Where a line contains the string "this", copy that line.

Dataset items
* BEGIN *

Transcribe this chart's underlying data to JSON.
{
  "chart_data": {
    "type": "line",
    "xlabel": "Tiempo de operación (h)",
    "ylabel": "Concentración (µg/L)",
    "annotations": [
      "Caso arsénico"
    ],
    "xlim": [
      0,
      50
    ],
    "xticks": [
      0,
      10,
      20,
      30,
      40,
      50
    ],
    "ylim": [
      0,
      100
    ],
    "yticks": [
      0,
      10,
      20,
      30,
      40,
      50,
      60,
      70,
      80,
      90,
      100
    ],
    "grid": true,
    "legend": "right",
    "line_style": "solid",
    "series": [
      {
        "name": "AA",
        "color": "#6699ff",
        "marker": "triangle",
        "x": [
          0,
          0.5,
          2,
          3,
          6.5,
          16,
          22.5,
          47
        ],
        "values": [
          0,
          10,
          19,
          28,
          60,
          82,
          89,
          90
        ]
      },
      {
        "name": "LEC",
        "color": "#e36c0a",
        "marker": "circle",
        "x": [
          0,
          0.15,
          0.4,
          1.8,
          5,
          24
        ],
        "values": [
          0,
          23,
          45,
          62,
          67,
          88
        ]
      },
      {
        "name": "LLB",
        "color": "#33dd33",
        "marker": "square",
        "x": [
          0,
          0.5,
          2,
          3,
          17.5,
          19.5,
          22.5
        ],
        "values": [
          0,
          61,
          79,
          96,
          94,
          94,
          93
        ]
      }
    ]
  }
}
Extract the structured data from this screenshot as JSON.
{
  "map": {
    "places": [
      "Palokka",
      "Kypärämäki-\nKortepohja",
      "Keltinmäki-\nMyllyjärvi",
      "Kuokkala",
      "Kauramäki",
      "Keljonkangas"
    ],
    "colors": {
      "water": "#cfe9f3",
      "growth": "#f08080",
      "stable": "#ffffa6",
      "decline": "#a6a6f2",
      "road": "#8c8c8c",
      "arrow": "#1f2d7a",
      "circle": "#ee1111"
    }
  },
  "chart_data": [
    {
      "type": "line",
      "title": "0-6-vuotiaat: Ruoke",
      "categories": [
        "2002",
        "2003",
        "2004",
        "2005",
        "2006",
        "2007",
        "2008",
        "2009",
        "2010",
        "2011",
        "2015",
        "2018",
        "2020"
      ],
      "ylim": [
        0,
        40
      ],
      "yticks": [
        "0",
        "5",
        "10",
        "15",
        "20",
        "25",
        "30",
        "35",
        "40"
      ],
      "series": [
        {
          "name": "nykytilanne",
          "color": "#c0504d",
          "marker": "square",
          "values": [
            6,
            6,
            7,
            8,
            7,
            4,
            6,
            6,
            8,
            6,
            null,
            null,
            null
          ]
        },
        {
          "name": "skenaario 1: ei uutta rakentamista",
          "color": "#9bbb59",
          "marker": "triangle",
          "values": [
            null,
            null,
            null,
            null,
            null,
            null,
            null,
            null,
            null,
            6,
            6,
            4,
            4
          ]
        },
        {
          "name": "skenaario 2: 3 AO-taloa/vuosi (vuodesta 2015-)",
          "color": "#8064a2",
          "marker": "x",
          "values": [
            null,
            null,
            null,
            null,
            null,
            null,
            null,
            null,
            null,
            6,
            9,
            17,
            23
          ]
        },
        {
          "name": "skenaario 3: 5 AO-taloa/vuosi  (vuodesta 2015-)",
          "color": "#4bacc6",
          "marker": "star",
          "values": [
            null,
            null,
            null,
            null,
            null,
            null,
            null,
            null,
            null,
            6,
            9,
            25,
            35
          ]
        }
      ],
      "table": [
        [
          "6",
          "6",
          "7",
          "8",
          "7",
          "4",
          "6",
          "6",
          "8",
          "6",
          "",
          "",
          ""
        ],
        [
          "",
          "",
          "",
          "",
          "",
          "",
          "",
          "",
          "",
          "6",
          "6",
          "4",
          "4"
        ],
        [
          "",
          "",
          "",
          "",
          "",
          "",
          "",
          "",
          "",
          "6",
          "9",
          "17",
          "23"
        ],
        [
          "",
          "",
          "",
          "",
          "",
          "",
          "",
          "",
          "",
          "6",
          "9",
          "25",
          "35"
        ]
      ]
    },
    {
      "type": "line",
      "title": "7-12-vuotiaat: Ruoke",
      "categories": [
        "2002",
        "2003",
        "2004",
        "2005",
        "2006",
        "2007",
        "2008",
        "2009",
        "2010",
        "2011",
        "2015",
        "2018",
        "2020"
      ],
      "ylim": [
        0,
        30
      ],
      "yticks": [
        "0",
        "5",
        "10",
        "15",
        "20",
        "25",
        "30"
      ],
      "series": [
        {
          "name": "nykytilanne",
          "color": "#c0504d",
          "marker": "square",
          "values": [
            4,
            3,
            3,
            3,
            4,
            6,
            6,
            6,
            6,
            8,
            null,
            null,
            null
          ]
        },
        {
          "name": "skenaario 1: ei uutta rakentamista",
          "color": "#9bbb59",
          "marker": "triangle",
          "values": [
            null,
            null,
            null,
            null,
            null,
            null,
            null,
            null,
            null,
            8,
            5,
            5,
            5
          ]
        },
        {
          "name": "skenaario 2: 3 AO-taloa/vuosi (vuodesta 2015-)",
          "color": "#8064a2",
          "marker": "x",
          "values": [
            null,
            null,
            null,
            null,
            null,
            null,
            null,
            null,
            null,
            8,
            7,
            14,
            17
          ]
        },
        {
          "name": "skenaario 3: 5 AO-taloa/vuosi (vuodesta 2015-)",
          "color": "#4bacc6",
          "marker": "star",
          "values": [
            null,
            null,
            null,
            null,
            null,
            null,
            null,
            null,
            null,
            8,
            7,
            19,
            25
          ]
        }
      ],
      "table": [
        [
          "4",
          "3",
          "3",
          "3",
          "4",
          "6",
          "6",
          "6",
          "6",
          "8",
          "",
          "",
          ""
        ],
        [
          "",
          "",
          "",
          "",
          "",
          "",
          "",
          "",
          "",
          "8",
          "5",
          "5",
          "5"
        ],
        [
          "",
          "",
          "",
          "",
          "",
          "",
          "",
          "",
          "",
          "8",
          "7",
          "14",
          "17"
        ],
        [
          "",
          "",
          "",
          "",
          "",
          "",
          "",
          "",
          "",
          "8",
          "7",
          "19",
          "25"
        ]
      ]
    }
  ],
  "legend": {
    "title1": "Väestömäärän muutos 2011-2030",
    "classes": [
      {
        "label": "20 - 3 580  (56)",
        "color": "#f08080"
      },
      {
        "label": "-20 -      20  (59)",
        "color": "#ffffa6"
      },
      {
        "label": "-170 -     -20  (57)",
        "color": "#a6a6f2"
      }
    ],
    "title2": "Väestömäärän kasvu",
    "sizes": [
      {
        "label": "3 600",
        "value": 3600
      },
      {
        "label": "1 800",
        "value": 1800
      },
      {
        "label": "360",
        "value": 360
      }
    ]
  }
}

* END *

> _Expected answer_
Transcribe this chart's underlying data to JSON.
Extract the structured data from this screenshot as JSON.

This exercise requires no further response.